Please find all lines in the data that hold the string "assets" and copy them.

Records contained in a dataset:
- - - -
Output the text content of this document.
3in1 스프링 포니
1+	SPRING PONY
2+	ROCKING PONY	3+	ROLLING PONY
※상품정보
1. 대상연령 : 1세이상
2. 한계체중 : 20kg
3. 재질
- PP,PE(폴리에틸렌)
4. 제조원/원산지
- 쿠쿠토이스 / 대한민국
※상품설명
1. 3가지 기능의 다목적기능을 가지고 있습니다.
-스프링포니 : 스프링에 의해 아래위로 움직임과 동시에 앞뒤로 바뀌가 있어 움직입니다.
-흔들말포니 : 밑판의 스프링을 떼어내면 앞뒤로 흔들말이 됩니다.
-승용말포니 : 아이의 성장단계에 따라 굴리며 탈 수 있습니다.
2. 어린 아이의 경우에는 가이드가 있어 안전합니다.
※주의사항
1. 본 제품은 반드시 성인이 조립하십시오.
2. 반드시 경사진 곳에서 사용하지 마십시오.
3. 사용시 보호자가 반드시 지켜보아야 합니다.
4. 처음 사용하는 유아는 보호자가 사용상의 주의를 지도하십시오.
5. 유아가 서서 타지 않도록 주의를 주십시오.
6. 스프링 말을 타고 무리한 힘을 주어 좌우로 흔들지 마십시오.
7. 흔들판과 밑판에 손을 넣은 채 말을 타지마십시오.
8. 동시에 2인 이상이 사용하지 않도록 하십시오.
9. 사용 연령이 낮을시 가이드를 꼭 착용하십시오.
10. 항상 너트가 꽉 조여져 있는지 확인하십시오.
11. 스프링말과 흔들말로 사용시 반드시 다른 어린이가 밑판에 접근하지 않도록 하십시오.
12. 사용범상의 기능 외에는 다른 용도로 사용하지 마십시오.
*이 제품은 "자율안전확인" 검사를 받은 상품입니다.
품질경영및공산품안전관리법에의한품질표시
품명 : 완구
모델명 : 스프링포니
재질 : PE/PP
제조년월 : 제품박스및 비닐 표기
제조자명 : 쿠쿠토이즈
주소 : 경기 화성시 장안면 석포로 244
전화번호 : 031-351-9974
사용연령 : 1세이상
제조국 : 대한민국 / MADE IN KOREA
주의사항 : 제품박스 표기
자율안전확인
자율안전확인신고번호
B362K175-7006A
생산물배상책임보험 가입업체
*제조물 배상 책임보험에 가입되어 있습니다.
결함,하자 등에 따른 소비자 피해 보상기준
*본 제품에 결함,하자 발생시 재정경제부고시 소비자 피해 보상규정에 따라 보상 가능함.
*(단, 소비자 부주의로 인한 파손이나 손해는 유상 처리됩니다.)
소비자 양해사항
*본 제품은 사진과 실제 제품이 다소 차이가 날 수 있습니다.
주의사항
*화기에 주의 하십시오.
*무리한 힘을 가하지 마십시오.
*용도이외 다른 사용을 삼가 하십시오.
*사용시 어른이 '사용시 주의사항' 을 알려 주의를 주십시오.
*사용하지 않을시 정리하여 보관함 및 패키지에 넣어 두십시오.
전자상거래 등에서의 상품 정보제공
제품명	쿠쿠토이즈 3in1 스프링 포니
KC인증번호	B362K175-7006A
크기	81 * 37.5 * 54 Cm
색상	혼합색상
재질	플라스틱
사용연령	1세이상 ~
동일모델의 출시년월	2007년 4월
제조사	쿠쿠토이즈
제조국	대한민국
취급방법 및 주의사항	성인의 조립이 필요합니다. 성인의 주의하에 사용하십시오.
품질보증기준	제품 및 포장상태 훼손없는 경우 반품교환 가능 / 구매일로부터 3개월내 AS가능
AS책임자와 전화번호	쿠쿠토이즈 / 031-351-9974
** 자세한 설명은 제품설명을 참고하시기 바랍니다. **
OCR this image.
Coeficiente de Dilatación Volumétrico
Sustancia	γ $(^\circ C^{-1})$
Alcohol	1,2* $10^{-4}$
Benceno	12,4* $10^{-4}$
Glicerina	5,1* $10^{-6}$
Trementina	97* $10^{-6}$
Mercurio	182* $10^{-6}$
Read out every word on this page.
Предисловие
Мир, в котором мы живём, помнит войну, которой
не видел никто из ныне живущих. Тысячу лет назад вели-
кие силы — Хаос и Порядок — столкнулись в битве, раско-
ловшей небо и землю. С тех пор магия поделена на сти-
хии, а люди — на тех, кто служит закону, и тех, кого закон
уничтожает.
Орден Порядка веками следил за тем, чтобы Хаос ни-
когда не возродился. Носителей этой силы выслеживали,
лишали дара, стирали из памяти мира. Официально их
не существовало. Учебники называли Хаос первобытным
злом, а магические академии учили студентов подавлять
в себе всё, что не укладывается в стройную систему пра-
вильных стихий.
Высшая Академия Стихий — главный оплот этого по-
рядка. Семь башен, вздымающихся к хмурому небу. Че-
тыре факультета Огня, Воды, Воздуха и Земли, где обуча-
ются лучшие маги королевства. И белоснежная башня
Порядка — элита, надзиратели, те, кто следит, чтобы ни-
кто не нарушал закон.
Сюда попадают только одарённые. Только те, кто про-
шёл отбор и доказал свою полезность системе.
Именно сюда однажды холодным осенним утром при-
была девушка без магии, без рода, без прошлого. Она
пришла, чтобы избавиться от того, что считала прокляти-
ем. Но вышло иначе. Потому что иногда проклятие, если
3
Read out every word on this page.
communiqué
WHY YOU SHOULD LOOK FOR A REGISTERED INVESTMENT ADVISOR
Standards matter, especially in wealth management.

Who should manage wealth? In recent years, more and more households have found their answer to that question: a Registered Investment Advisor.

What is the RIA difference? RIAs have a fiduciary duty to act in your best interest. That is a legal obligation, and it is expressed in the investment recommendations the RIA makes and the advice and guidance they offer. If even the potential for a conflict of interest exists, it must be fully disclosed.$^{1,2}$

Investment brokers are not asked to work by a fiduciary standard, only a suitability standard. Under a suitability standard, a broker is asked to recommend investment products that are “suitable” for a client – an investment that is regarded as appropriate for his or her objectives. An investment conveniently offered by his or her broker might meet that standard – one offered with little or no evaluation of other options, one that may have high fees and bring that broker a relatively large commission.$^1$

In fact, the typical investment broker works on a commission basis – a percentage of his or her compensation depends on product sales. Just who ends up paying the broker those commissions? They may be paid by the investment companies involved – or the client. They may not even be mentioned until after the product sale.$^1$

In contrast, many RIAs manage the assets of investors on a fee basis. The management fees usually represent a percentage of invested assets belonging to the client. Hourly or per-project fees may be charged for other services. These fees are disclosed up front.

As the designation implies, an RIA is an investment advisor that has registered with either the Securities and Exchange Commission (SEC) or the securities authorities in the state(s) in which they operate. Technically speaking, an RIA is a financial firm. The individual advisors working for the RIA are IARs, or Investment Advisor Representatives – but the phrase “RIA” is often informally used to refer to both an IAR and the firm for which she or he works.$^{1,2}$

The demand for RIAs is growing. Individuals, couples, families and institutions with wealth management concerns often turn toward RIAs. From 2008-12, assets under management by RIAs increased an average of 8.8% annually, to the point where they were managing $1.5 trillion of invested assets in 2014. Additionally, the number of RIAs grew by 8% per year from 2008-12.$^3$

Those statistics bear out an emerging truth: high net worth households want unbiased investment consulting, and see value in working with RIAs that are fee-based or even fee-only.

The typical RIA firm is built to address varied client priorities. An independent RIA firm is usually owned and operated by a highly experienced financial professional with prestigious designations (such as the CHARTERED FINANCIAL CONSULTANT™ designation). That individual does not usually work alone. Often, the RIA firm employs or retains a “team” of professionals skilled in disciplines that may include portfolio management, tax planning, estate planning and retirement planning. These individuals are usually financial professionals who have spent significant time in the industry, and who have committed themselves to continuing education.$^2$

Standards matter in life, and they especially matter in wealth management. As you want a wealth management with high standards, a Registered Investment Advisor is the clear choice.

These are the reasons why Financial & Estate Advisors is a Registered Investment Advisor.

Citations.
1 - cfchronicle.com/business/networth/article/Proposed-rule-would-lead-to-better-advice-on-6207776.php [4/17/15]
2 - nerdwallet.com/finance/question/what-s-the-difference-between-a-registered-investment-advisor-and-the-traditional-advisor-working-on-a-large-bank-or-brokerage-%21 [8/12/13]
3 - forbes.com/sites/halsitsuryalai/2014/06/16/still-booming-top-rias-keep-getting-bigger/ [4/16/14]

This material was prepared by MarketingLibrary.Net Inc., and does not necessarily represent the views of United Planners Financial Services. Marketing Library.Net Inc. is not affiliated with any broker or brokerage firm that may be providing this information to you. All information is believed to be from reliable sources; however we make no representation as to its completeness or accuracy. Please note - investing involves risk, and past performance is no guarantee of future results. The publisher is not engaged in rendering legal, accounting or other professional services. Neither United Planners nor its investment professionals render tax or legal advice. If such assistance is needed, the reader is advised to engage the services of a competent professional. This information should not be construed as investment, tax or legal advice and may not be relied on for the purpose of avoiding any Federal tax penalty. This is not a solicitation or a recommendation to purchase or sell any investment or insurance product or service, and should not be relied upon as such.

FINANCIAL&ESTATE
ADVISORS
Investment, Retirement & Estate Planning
- - - -
> _SOLUTION FOR THIS TASK_:
In contrast, many RIAs manage the assets of investors on a fee basis. The management fees usually represent a percentage of invested assets belonging to the client. Hourly or per-project fees may be charged for other services. These fees are disclosed up front.
The demand for RIAs is growing. Individuals, couples, families and institutions with wealth management concerns often turn toward RIAs. From 2008-12, assets under management by RIAs increased an average of 8.8% annually, to the point where they were managing $1.5 trillion of invested assets in 2014. Additionally, the number of RIAs grew by 8% per year from 2008-12.$^3$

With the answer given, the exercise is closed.